▶ _Data entries_
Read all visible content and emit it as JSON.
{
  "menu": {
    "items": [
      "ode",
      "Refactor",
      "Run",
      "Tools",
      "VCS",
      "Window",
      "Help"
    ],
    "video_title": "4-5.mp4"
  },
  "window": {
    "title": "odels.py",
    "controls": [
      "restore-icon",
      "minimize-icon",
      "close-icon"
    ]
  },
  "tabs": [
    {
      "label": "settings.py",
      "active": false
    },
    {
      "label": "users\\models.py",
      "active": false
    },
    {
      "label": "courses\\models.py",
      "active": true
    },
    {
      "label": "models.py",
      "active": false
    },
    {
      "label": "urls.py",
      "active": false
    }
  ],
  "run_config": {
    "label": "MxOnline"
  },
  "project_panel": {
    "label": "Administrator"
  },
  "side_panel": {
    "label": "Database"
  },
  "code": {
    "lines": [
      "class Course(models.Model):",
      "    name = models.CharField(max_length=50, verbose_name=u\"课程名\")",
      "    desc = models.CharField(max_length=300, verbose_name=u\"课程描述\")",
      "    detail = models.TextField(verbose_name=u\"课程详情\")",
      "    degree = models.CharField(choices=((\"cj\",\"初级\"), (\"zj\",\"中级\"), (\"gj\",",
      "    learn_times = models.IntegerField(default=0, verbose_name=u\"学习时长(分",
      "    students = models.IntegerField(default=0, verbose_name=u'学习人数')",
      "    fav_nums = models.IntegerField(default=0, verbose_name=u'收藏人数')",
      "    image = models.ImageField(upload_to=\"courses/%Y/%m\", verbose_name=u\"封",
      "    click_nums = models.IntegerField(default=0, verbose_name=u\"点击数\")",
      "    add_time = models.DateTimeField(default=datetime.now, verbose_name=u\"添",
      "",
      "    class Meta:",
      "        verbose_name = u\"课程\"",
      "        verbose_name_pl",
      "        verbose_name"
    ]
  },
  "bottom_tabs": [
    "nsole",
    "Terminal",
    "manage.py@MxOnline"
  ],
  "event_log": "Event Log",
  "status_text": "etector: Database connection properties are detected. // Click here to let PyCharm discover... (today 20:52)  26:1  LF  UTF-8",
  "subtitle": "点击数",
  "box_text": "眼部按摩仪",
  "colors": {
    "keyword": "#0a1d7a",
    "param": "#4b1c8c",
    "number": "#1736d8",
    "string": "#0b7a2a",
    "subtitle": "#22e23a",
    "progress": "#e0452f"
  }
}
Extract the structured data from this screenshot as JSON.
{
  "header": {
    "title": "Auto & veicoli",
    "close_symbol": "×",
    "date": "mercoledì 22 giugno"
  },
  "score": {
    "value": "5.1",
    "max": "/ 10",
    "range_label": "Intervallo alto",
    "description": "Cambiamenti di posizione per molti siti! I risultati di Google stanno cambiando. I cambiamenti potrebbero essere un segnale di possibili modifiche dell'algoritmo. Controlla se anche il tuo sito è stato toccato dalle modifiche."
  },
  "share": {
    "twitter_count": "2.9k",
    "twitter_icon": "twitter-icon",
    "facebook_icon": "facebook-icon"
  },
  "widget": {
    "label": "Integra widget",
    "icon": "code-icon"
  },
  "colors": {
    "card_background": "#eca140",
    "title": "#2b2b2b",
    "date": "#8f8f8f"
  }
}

▶ _Stated problem_
Above are the records; copy every line in them that holds the word "IntegerField".

▶ _Worked solution_
      "    learn_times = models.IntegerField(default=0, verbose_name=u\"学习时长(分",
      "    students = models.IntegerField(default=0, verbose_name=u'学习人数')",
      "    fav_nums = models.IntegerField(default=0, verbose_name=u'收藏人数')",
      "    click_nums = models.IntegerField(default=0, verbose_name=u\"点击数\")",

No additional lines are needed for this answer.